Data entries
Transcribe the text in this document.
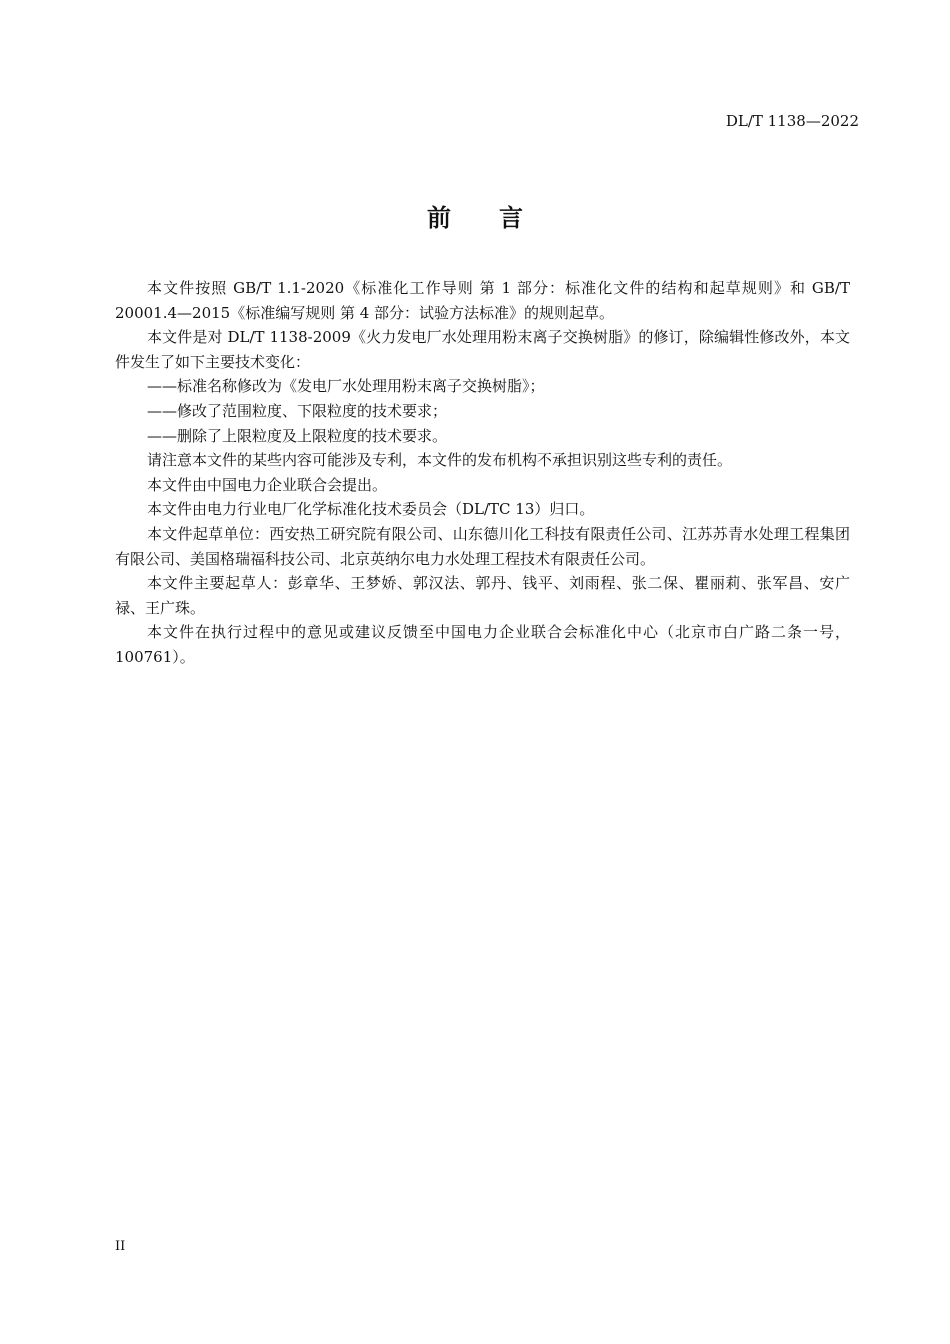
DL/T 1138—2022
前　　言

本文件按照 GB/T 1.1-2020《标准化工作导则 第 1 部分：标准化文件的结构和起草规则》和 GB/T 20001.4—2015《标准编写规则 第 4 部分：试验方法标准》的规则起草。

本文件是对 DL/T 1138-2009《火力发电厂水处理用粉末离子交换树脂》的修订，除编辑性修改外，本文件发生了如下主要技术变化：

——标准名称修改为《发电厂水处理用粉末离子交换树脂》；

——修改了范围粒度、下限粒度的技术要求；

——删除了上限粒度及上限粒度的技术要求。

请注意本文件的某些内容可能涉及专利，本文件的发布机构不承担识别这些专利的责任。

本文件由中国电力企业联合会提出。

本文件由电力行业电厂化学标准化技术委员会（DL/TC 13）归口。

本文件起草单位：西安热工研究院有限公司、山东德川化工科技有限责任公司、江苏苏青水处理工程集团有限公司、美国格瑞福科技公司、北京英纳尔电力水处理工程技术有限责任公司。

本文件主要起草人：彭章华、王梦娇、郭汉法、郭丹、钱平、刘雨程、张二保、瞿丽莉、张军昌、安广禄、王广珠。

本文件在执行过程中的意见或建议反馈至中国电力企业联合会标准化中心（北京市白广路二条一号，100761）。

II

▸ EXERCISE
Repeat the records above exactly, leaving out the pictures.

▸ RESULT OF THE TASK
Transcribe the text in this document.
DL/T 1138—2022
前　　言

本文件按照 GB/T 1.1-2020《标准化工作导则 第 1 部分：标准化文件的结构和起草规则》和 GB/T 20001.4—2015《标准编写规则 第 4 部分：试验方法标准》的规则起草。

本文件是对 DL/T 1138-2009《火力发电厂水处理用粉末离子交换树脂》的修订，除编辑性修改外，本文件发生了如下主要技术变化：

——标准名称修改为《发电厂水处理用粉末离子交换树脂》；

——修改了范围粒度、下限粒度的技术要求；

——删除了上限粒度及上限粒度的技术要求。

请注意本文件的某些内容可能涉及专利，本文件的发布机构不承担识别这些专利的责任。

本文件由中国电力企业联合会提出。

本文件由电力行业电厂化学标准化技术委员会（DL/TC 13）归口。

本文件起草单位：西安热工研究院有限公司、山东德川化工科技有限责任公司、江苏苏青水处理工程集团有限公司、美国格瑞福科技公司、北京英纳尔电力水处理工程技术有限责任公司。

本文件主要起草人：彭章华、王梦娇、郭汉法、郭丹、钱平、刘雨程、张二保、瞿丽莉、张军昌、安广禄、王广珠。

本文件在执行过程中的意见或建议反馈至中国电力企业联合会标准化中心（北京市白广路二条一号，100761）。

II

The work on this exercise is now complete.